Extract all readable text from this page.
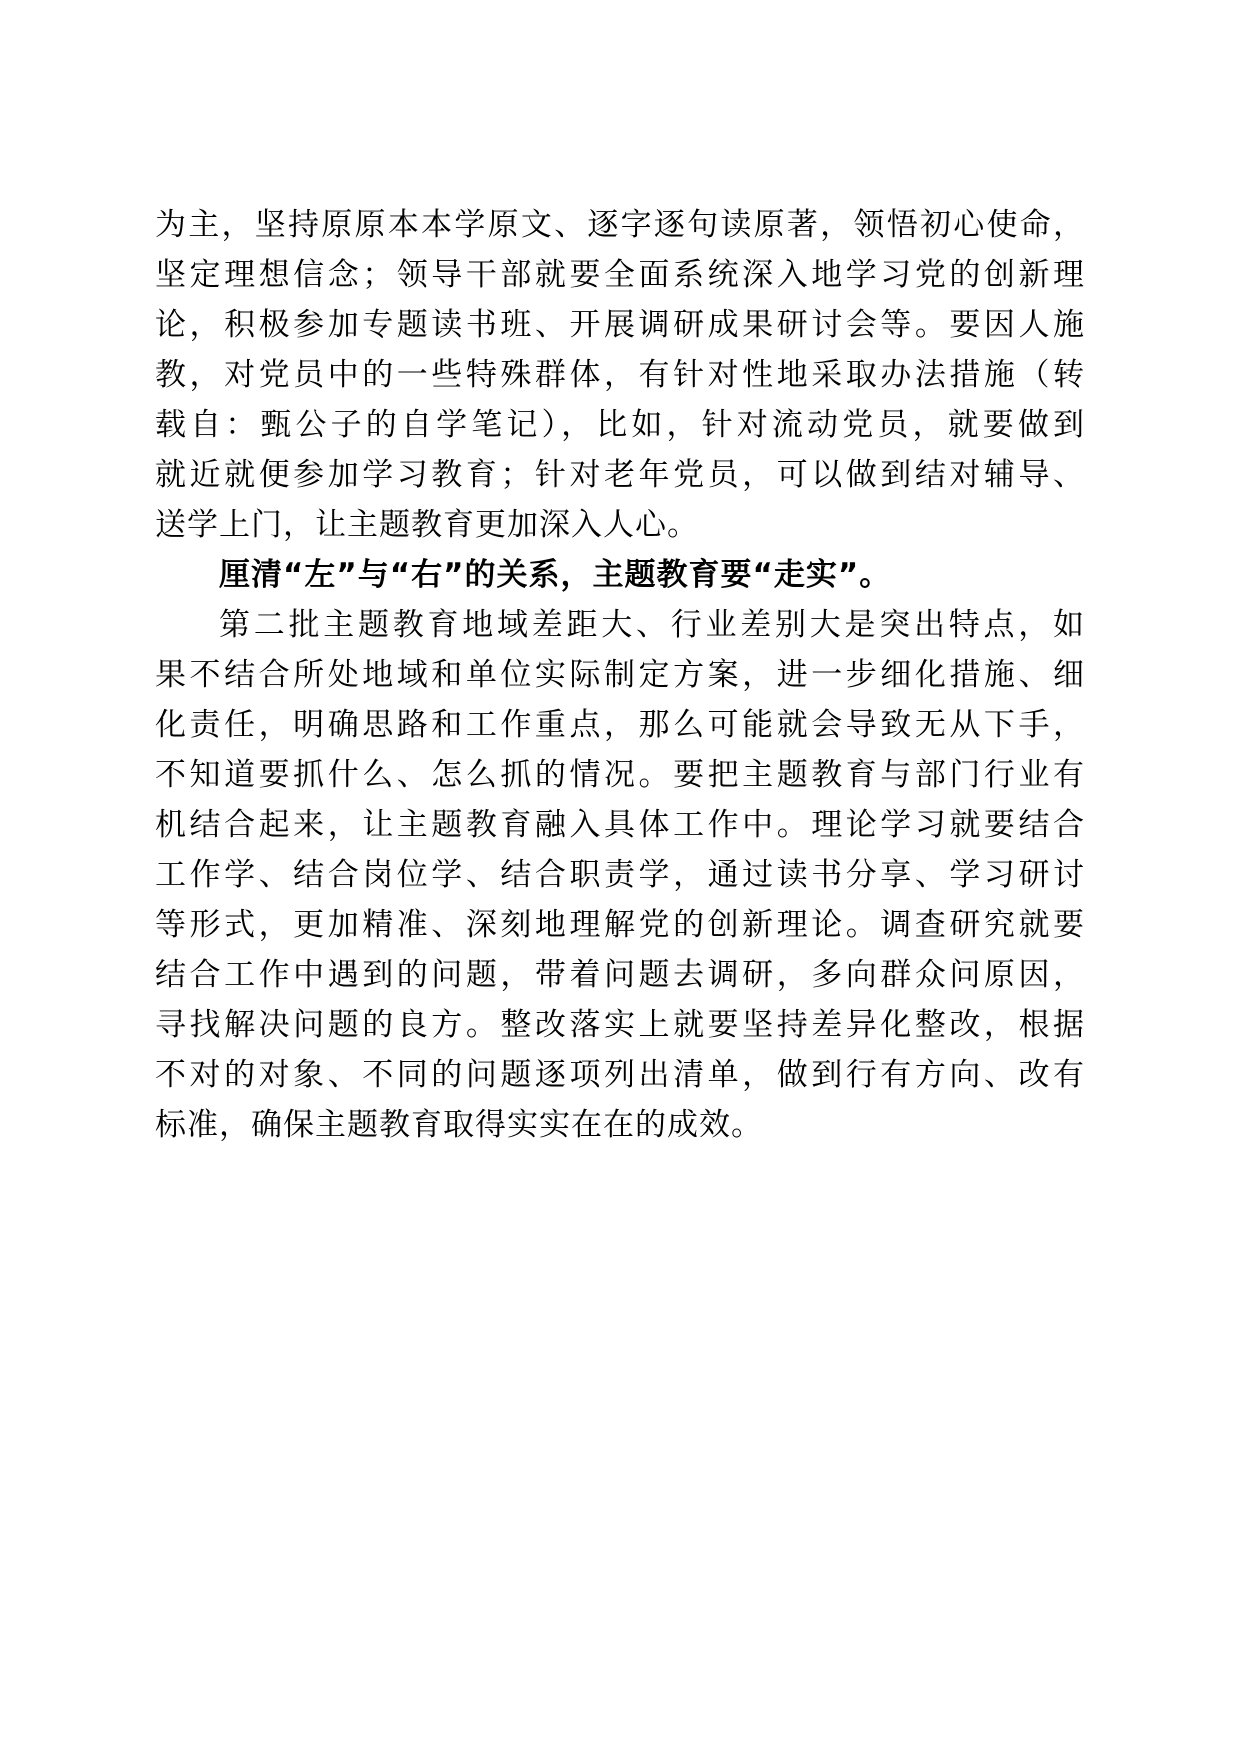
为主，坚持原原本本学原文、逐字逐句读原著，领悟初心使命，
坚定理想信念；领导干部就要全面系统深入地学习党的创新理
论，积极参加专题读书班、开展调研成果研讨会等。要因人施
教，对党员中的一些特殊群体，有针对性地采取办法措施（转
载自：甄公子的自学笔记），比如，针对流动党员，就要做到
就近就便参加学习教育；针对老年党员，可以做到结对辅导、
送学上门，让主题教育更加深入人心。
厘清“左”与“右”的关系，主题教育要“走实”。
第二批主题教育地域差距大、行业差别大是突出特点，如
果不结合所处地域和单位实际制定方案，进一步细化措施、细
化责任，明确思路和工作重点，那么可能就会导致无从下手，
不知道要抓什么、怎么抓的情况。要把主题教育与部门行业有
机结合起来，让主题教育融入具体工作中。理论学习就要结合
工作学、结合岗位学、结合职责学，通过读书分享、学习研讨
等形式，更加精准、深刻地理解党的创新理论。调查研究就要
结合工作中遇到的问题，带着问题去调研，多向群众问原因，
寻找解决问题的良方。整改落实上就要坚持差异化整改，根据
不对的对象、不同的问题逐项列出清单，做到行有方向、改有
标准，确保主题教育取得实实在在的成效。
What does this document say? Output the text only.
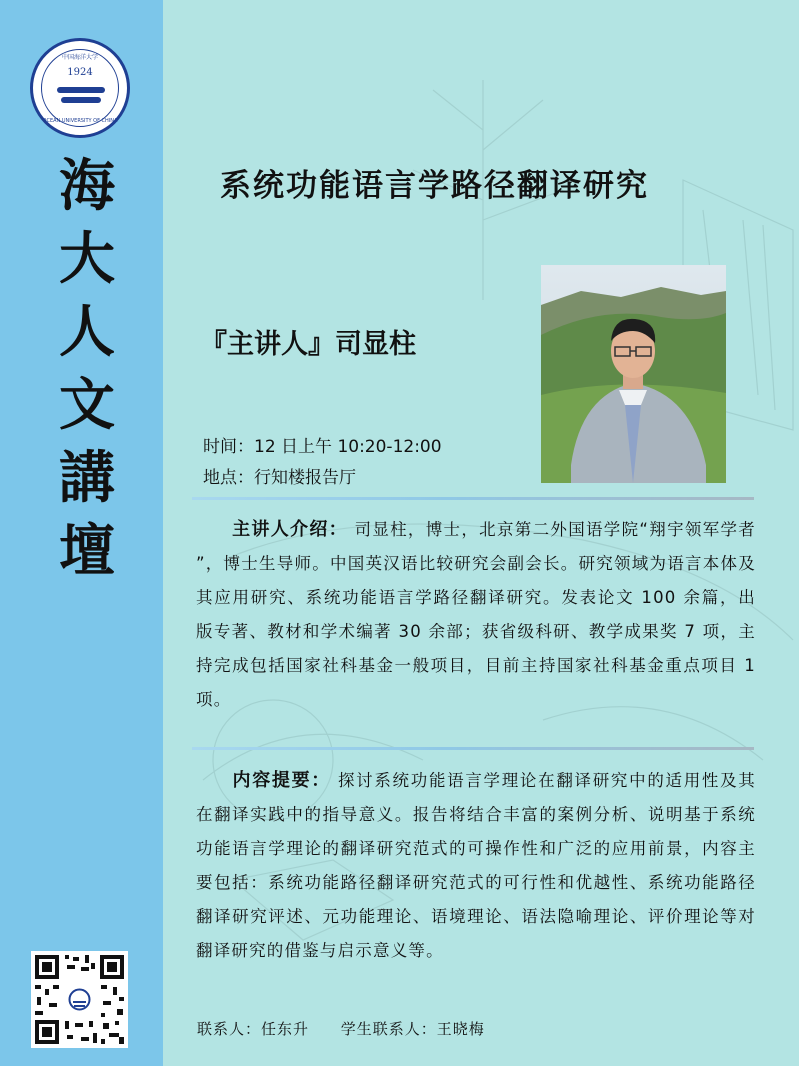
中国海洋大学
1924
OCEAN UNIVERSITY OF CHINA
海
大
人
文
講
壇
系统功能语言学路径翻译研究
『主讲人』司显柱
时间：12 日上午 10:20-12:00
地点：行知楼报告厅
主讲人介绍： 司显柱，博士，北京第二外国语学院“翔宇领军学者 ”，博士生导师。中国英汉语比较研究会副会长。研究领域为语言本体及其应用研究、系统功能语言学路径翻译研究。发表论文 100 余篇，出版专著、教材和学术编著 30 余部；获省级科研、教学成果奖 7 项，主持完成包括国家社科基金一般项目，目前主持国家社科基金重点项目 1 项。
内容提要： 探讨系统功能语言学理论在翻译研究中的适用性及其在翻译实践中的指导意义。报告将结合丰富的案例分析、说明基于系统功能语言学理论的翻译研究范式的可操作性和广泛的应用前景，内容主要包括：系统功能路径翻译研究范式的可行性和优越性、系统功能路径翻译研究评述、元功能理论、语境理论、语法隐喻理论、评价理论等对翻译研究的借鉴与启示意义等。
联系人：任东升 学生联系人：王晓梅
• • • • • • •
What you need to do ::
Give solely the number of lines in the data that contain the string "this".

Expected answer ::
2